__Task statement__
In this exercise, reproduce all the entries that follow exactly.
□ □ □ □ □
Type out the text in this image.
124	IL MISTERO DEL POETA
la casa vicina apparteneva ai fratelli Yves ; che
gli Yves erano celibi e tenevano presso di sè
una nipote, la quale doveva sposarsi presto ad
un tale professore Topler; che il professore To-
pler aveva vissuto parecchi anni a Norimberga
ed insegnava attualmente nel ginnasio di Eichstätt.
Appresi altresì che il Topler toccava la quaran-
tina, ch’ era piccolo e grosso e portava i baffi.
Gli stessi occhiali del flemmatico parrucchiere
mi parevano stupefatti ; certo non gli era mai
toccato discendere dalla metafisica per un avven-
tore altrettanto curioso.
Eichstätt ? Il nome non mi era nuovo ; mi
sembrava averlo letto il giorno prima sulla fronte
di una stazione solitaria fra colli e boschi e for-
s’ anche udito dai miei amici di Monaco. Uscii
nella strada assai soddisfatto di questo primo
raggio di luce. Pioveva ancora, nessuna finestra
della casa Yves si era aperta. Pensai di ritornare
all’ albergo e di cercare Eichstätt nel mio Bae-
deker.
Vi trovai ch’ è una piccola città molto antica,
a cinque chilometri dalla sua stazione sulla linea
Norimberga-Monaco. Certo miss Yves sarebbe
□ □ □ □ □
__Response below__
Type out the text in this image.
124	IL MISTERO DEL POETA
la casa vicina apparteneva ai fratelli Yves ; che
gli Yves erano celibi e tenevano presso di sè
una nipote, la quale doveva sposarsi presto ad
un tale professore Topler; che il professore To-
pler aveva vissuto parecchi anni a Norimberga
ed insegnava attualmente nel ginnasio di Eichstätt.
Appresi altresì che il Topler toccava la quaran-
tina, ch’ era piccolo e grosso e portava i baffi.
Gli stessi occhiali del flemmatico parrucchiere
mi parevano stupefatti ; certo non gli era mai
toccato discendere dalla metafisica per un avven-
tore altrettanto curioso.
Eichstätt ? Il nome non mi era nuovo ; mi
sembrava averlo letto il giorno prima sulla fronte
di una stazione solitaria fra colli e boschi e for-
s’ anche udito dai miei amici di Monaco. Uscii
nella strada assai soddisfatto di questo primo
raggio di luce. Pioveva ancora, nessuna finestra
della casa Yves si era aperta. Pensai di ritornare
all’ albergo e di cercare Eichstätt nel mio Bae-
deker.
Vi trovai ch’ è una piccola città molto antica,
a cinque chilometri dalla sua stazione sulla linea
Norimberga-Monaco. Certo miss Yves sarebbe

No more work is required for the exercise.